Aim — Transcribe all the records exactly and omit any images they hold.

[Dataset entries on figures]
···

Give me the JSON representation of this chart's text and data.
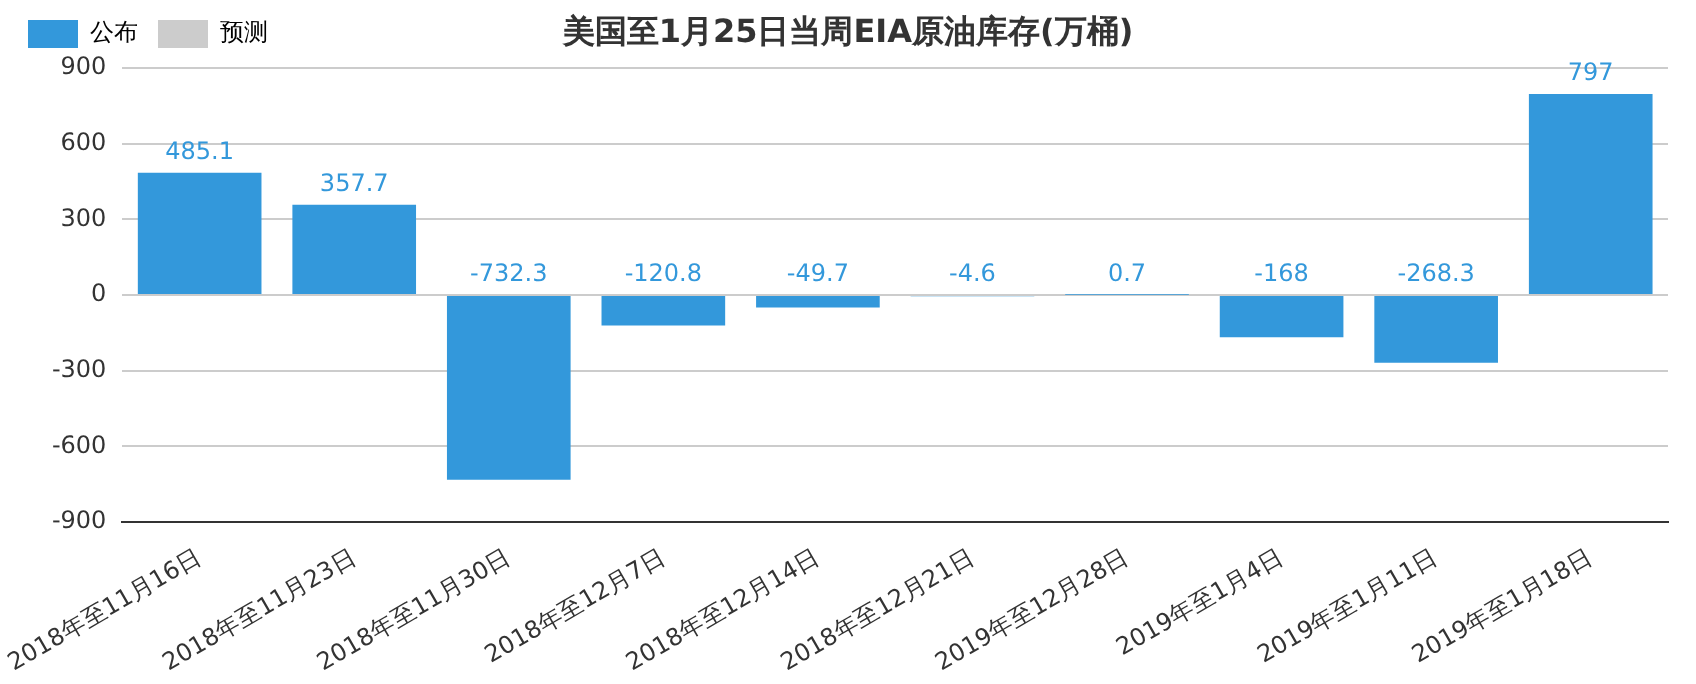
{
  "chart_data": {
    "type": "bar",
    "title": "美国至1月25日当周EIA原油库存(万桶)",
    "categories": [
      "2018年至11月16日",
      "2018年至11月23日",
      "2018年至11月30日",
      "2018年至12月7日",
      "2018年至12月14日",
      "2018年至12月21日",
      "2019年至12月28日",
      "2019年至1月4日",
      "2019年至1月11日",
      "2019年至1月18日"
    ],
    "series": [
      {
        "name": "公布",
        "color": "#3398db",
        "values": [
          485.1,
          357.7,
          -732.3,
          -120.8,
          -49.7,
          -4.6,
          0.7,
          -168,
          -268.3,
          797
        ]
      },
      {
        "name": "预测",
        "color": "#cccccc",
        "values": [
          null,
          null,
          null,
          null,
          null,
          null,
          null,
          null,
          null,
          null
        ]
      }
    ],
    "ylim": [
      -900,
      900
    ],
    "yticks": [
      -900,
      -600,
      -300,
      0,
      300,
      600,
      900
    ],
    "grid": "y",
    "legend": "top left",
    "data_labels": true
  }
}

···

Exercise solution —
Give me the JSON representation of this chart's text and data.
{
  "chart_data": {
    "type": "bar",
    "title": "美国至1月25日当周EIA原油库存(万桶)",
    "categories": [
      "2018年至11月16日",
      "2018年至11月23日",
      "2018年至11月30日",
      "2018年至12月7日",
      "2018年至12月14日",
      "2018年至12月21日",
      "2019年至12月28日",
      "2019年至1月4日",
      "2019年至1月11日",
      "2019年至1月18日"
    ],
    "series": [
      {
        "name": "公布",
        "color": "#3398db",
        "values": [
          485.1,
          357.7,
          -732.3,
          -120.8,
          -49.7,
          -4.6,
          0.7,
          -168,
          -268.3,
          797
        ]
      },
      {
        "name": "预测",
        "color": "#cccccc",
        "values": [
          null,
          null,
          null,
          null,
          null,
          null,
          null,
          null,
          null,
          null
        ]
      }
    ],
    "ylim": [
      -900,
      900
    ],
    "yticks": [
      -900,
      -600,
      -300,
      0,
      300,
      600,
      900
    ],
    "grid": "y",
    "legend": "top left",
    "data_labels": true
  }
}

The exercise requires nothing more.